(Stored records)
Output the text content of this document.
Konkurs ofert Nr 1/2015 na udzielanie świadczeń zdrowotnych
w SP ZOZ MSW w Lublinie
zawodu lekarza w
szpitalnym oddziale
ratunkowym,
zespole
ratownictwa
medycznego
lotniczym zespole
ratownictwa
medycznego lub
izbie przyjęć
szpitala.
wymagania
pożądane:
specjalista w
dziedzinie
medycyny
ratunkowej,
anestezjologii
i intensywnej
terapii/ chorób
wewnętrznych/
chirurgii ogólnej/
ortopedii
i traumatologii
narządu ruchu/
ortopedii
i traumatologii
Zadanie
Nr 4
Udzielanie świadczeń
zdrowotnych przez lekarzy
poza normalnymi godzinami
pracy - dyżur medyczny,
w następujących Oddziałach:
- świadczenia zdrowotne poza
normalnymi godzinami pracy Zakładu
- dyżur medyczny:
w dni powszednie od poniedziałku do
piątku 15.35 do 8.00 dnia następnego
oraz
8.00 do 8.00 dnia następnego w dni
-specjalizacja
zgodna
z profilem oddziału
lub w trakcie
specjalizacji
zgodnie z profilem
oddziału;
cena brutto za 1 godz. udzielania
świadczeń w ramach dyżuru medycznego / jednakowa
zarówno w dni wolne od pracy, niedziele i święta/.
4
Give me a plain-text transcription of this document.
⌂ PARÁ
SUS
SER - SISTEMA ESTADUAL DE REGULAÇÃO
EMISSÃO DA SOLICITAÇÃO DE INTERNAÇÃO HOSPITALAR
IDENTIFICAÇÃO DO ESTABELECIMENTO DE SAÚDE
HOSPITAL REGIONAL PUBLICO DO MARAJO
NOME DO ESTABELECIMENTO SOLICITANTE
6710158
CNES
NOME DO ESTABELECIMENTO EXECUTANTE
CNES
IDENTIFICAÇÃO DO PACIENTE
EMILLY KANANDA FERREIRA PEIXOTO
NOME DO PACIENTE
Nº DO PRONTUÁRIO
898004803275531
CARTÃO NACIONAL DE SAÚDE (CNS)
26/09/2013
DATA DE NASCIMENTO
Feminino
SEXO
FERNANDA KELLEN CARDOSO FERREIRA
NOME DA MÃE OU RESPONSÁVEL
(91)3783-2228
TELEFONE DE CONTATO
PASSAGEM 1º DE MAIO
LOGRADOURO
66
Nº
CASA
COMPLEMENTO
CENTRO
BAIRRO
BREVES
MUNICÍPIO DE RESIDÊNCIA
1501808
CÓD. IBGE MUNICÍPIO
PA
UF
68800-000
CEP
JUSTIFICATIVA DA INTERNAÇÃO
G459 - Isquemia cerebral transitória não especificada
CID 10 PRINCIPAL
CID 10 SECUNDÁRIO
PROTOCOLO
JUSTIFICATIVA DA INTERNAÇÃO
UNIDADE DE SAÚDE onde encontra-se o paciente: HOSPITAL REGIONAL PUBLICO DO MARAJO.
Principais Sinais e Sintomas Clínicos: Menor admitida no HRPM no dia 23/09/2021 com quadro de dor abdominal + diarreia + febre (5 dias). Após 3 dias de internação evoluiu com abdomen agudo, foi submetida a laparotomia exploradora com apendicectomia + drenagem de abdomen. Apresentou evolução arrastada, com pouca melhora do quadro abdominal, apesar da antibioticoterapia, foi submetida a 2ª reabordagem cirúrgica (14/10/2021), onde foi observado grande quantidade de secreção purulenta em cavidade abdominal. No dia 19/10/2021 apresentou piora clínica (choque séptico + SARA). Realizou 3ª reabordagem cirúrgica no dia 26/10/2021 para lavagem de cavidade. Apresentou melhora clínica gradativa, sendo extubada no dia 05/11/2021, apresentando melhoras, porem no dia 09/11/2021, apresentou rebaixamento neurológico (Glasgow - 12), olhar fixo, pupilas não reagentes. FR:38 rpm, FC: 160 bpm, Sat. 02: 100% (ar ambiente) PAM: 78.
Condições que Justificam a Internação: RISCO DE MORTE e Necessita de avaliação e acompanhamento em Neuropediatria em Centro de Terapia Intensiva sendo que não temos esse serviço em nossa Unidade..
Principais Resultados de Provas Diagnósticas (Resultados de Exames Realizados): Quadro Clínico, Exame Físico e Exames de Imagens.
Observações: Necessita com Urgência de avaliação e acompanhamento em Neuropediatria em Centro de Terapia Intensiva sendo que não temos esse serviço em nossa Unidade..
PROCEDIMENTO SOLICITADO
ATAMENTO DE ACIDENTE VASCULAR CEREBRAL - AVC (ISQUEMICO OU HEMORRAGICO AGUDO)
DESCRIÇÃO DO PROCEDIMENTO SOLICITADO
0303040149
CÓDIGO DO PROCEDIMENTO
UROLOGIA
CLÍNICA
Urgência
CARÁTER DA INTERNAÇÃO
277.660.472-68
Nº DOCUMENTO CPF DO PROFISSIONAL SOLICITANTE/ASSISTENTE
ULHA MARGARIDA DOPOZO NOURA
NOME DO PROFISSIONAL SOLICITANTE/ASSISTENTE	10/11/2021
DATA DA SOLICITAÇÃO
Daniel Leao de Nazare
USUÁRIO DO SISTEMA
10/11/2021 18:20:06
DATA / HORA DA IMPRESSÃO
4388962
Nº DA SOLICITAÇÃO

**Problem requirements**: From the data, collect all lines where the string "Necessita" appears.

**Task output**:
Condições que Justificam a Internação: RISCO DE MORTE e Necessita de avaliação e acompanhamento em Neuropediatria em Centro de Terapia Intensiva sendo que não temos esse serviço em nossa Unidade..
Observações: Necessita com Urgência de avaliação e acompanhamento em Neuropediatria em Centro de Terapia Intensiva sendo que não temos esse serviço em nossa Unidade..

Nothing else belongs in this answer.